◆ Aim: Render every line of the listing below as a Markdown table with a Row column for the row number and a Text column for the line, skipping blank lines. Leave the pictures out.

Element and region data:

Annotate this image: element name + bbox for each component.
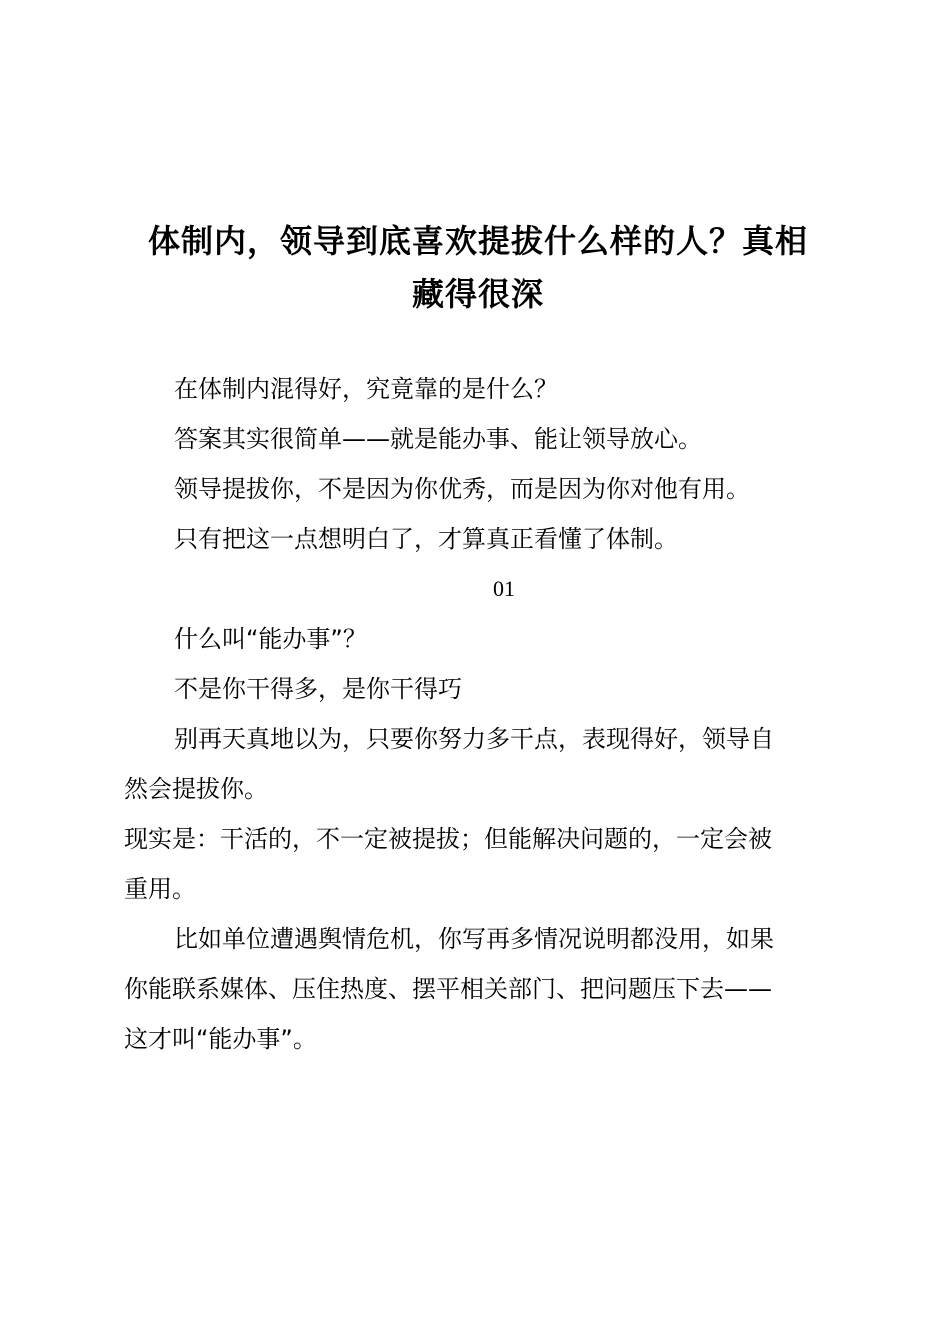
paragraph-line: 然会提拔你。 [124, 775, 268, 803]
paragraph [124, 664, 824, 714]
paragraph-line: 答案其实很简单——就是能办事、能让领导放心。 [174, 425, 702, 453]
title-line: 体制内，领导到底喜欢提拔什么样的人？真相 [147, 222, 808, 260]
paragraph [124, 614, 824, 664]
paragraph [124, 714, 824, 814]
paragraph-line: 比如单位遭遇舆情危机，你写再多情况说明都没用，如果 [174, 925, 774, 953]
paragraph [124, 414, 824, 464]
paragraph-line: 只有把这一点想明白了，才算真正看懂了体制。 [174, 525, 678, 553]
paragraph-line: 01 [493, 576, 515, 601]
paragraph-line: 什么叫“能办事”？ [174, 625, 367, 653]
section-number [124, 564, 824, 614]
document-body [124, 364, 824, 1064]
paragraph-line: 你能联系媒体、压住热度、摆平相关部门、把问题压下去—— [124, 975, 772, 1003]
paragraph-line: 领导提拔你，不是因为你优秀，而是因为你对他有用。 [174, 475, 750, 503]
paragraph-line: 这才叫“能办事”。 [124, 1025, 317, 1053]
paragraph [124, 464, 824, 514]
paragraph-line: 不是你干得多，是你干得巧 [174, 675, 462, 703]
document-title [100, 215, 856, 321]
paragraph-line: 别再天真地以为，只要你努力多干点，表现得好，领导自 [174, 725, 774, 753]
paragraph [124, 814, 824, 914]
paragraph [124, 514, 824, 564]
title-line: 藏得很深 [411, 275, 544, 313]
paragraph [124, 914, 824, 1064]
paragraph-line: 现实是：干活的，不一定被提拔；但能解决问题的，一定会被 [124, 825, 772, 853]
paragraph-line: 在体制内混得好，究竟靠的是什么？ [174, 375, 558, 403]
paragraph-line: 重用。 [124, 875, 196, 903]
paragraph [124, 364, 824, 414]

◆ Task answer:
| Row | Text |
|---|---|
| 1 | Annotate this image: element name + bbox for each component. |
| 2 | paragraph-line: 然会提拔你。 [124, 775, 268, 803] |
| 3 | paragraph [124, 664, 824, 714] |
| 4 | paragraph-line: 答案其实很简单——就是能办事、能让领导放心。 [174, 425, 702, 453] |
| 5 | title-line: 体制内，领导到底喜欢提拔什么样的人？真相 [147, 222, 808, 260] |
| 6 | paragraph [124, 614, 824, 664] |
| 7 | paragraph [124, 714, 824, 814] |
| 8 | paragraph-line: 比如单位遭遇舆情危机，你写再多情况说明都没用，如果 [174, 925, 774, 953] |
| 9 | paragraph [124, 414, 824, 464] |
| 10 | paragraph-line: 只有把这一点想明白了，才算真正看懂了体制。 [174, 525, 678, 553] |
| 11 | paragraph-line: 01 [493, 576, 515, 601] |
| 12 | paragraph-line: 什么叫“能办事”？ [174, 625, 367, 653] |
| 13 | section-number [124, 564, 824, 614] |
| 14 | document-body [124, 364, 824, 1064] |
| 15 | paragraph-line: 你能联系媒体、压住热度、摆平相关部门、把问题压下去—— [124, 975, 772, 1003] |
| 16 | paragraph-line: 领导提拔你，不是因为你优秀，而是因为你对他有用。 [174, 475, 750, 503] |
| 17 | paragraph-line: 这才叫“能办事”。 [124, 1025, 317, 1053] |
| 18 | paragraph [124, 464, 824, 514] |
| 19 | paragraph-line: 不是你干得多，是你干得巧 [174, 675, 462, 703] |
| 20 | document-title [100, 215, 856, 321] |
| 21 | paragraph-line: 别再天真地以为，只要你努力多干点，表现得好，领导自 [174, 725, 774, 753] |
| 22 | paragraph [124, 814, 824, 914] |
| 23 | paragraph [124, 514, 824, 564] |
| 24 | title-line: 藏得很深 [411, 275, 544, 313] |
| 25 | paragraph [124, 914, 824, 1064] |
| 26 | paragraph-line: 现实是：干活的，不一定被提拔；但能解决问题的，一定会被 [124, 825, 772, 853] |
| 27 | paragraph-line: 在体制内混得好，究竟靠的是什么？ [174, 375, 558, 403] |
| 28 | paragraph-line: 重用。 [124, 875, 196, 903] |
| 29 | paragraph [124, 364, 824, 414] |